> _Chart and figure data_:
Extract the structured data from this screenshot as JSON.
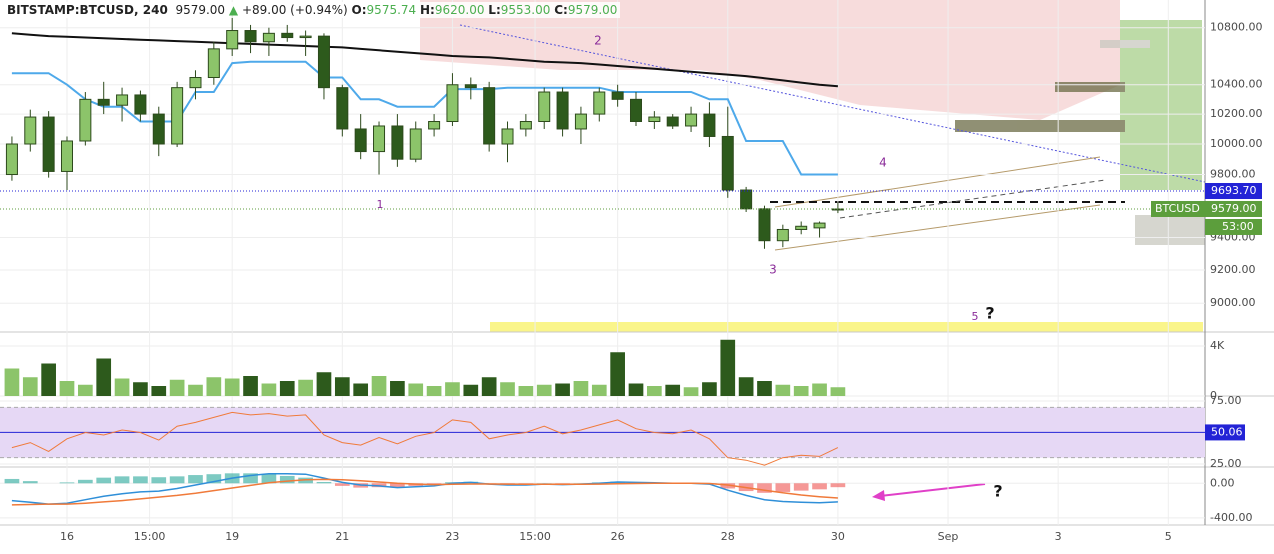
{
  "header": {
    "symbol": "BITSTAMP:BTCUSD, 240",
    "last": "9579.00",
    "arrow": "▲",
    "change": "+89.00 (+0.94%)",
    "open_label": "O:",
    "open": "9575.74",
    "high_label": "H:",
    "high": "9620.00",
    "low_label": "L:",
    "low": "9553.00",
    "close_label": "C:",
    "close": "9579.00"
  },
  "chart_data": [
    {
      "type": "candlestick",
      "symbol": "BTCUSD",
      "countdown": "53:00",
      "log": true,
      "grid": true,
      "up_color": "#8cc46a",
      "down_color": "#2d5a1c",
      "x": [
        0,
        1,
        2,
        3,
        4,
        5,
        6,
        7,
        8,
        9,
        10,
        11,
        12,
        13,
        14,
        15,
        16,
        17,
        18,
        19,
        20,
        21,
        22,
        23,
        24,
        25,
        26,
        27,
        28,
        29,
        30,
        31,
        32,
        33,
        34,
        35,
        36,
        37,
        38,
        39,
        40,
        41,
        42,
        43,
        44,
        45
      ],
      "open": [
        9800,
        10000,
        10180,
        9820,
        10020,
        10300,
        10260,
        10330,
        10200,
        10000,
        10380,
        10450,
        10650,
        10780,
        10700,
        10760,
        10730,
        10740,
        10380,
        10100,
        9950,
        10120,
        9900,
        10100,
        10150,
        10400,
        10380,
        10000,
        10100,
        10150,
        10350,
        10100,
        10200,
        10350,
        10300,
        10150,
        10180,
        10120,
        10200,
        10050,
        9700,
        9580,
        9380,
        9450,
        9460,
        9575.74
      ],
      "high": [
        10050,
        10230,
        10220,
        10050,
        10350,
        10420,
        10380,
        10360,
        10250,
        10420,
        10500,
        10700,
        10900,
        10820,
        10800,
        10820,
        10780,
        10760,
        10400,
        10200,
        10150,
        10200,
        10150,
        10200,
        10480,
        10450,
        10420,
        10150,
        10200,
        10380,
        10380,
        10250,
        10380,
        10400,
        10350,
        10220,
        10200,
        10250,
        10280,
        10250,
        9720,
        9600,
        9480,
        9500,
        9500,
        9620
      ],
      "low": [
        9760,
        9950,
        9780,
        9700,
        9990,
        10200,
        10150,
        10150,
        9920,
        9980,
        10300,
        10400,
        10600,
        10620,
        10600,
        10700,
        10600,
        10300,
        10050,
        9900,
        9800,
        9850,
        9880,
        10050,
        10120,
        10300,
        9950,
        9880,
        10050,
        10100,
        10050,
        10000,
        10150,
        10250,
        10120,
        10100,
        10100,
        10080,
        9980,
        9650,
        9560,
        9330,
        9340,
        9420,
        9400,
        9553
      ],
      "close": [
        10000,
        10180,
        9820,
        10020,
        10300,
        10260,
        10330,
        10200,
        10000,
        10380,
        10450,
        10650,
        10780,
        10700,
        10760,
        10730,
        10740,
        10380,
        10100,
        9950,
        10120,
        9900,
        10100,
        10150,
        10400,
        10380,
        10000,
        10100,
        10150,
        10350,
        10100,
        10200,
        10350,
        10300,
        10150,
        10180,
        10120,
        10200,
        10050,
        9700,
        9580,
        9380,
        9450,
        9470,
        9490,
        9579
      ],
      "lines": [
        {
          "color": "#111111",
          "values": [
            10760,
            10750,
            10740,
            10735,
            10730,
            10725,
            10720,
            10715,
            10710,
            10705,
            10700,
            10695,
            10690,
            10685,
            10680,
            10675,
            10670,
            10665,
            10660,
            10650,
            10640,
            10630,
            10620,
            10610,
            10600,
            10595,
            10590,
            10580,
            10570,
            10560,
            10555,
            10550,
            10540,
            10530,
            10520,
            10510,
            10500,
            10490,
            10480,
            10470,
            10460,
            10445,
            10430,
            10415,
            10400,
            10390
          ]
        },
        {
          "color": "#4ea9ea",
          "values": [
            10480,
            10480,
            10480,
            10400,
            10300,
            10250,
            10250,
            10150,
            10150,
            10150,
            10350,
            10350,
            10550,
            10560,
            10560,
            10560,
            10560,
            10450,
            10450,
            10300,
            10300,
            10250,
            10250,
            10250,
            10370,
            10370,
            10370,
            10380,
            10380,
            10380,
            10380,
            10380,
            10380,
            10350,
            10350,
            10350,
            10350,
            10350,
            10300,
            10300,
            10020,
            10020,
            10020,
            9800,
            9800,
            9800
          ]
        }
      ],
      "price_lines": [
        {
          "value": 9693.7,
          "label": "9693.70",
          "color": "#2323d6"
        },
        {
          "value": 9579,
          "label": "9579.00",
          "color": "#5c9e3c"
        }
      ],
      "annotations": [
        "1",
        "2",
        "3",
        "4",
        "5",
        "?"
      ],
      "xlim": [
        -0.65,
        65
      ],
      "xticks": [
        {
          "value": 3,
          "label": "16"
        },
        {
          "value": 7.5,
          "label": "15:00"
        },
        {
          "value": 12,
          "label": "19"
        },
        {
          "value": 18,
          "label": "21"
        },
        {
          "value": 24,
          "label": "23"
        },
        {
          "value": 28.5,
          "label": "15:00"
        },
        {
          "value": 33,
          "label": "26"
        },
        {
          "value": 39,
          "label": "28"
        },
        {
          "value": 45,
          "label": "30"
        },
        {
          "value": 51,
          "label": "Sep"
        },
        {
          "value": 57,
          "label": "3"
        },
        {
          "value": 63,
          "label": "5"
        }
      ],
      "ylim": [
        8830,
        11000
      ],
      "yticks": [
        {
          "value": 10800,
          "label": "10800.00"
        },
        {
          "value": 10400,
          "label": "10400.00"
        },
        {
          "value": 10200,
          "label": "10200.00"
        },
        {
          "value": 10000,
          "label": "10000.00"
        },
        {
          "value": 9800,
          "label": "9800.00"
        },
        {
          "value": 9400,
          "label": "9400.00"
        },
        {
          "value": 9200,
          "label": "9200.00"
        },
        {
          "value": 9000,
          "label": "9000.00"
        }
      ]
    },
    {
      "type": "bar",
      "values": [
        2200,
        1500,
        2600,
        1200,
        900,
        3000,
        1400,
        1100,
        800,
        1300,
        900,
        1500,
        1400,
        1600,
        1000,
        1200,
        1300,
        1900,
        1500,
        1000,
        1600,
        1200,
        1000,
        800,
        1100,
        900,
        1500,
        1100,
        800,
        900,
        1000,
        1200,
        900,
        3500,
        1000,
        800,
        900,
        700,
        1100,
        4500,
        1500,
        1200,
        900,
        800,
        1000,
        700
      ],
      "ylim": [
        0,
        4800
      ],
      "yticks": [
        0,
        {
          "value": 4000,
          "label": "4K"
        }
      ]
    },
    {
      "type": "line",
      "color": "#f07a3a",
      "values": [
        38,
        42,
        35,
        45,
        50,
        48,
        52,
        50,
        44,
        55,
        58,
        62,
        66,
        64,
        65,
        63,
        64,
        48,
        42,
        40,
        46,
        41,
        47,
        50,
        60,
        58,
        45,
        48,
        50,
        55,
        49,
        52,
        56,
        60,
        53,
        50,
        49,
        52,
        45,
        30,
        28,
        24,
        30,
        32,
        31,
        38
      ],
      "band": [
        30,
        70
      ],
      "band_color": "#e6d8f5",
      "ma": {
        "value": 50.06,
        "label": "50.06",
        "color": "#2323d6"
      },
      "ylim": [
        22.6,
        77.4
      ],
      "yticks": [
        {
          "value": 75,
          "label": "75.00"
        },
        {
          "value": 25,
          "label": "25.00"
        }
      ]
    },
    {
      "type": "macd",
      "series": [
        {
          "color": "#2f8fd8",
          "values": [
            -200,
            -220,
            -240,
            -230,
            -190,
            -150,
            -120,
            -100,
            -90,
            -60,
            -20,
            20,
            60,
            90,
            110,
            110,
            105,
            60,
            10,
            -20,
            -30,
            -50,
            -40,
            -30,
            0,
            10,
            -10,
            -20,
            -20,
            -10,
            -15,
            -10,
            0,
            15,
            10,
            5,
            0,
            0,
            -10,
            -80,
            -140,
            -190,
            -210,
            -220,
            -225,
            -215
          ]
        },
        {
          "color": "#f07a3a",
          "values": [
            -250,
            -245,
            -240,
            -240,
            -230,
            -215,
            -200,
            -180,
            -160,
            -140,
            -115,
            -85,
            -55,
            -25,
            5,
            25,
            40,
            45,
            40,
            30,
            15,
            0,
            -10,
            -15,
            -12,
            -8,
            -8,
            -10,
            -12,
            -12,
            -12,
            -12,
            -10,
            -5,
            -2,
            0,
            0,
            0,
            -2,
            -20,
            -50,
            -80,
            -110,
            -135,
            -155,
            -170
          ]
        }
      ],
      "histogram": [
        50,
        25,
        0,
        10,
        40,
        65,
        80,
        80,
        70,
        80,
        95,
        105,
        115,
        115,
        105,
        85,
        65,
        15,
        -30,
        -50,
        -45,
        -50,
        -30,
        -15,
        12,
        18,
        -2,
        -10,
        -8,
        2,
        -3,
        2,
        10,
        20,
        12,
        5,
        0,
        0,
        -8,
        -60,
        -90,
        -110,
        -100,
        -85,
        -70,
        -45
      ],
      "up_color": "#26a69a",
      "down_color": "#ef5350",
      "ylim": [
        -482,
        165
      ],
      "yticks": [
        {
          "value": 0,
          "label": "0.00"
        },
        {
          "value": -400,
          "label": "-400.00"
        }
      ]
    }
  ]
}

> _What needs to be done_:
Locate all lines in the listing above with the word "BTCUSD" and copy them.

> _Solution below_:
    "symbol": "BITSTAMP:BTCUSD, 240",
      "symbol": "BTCUSD",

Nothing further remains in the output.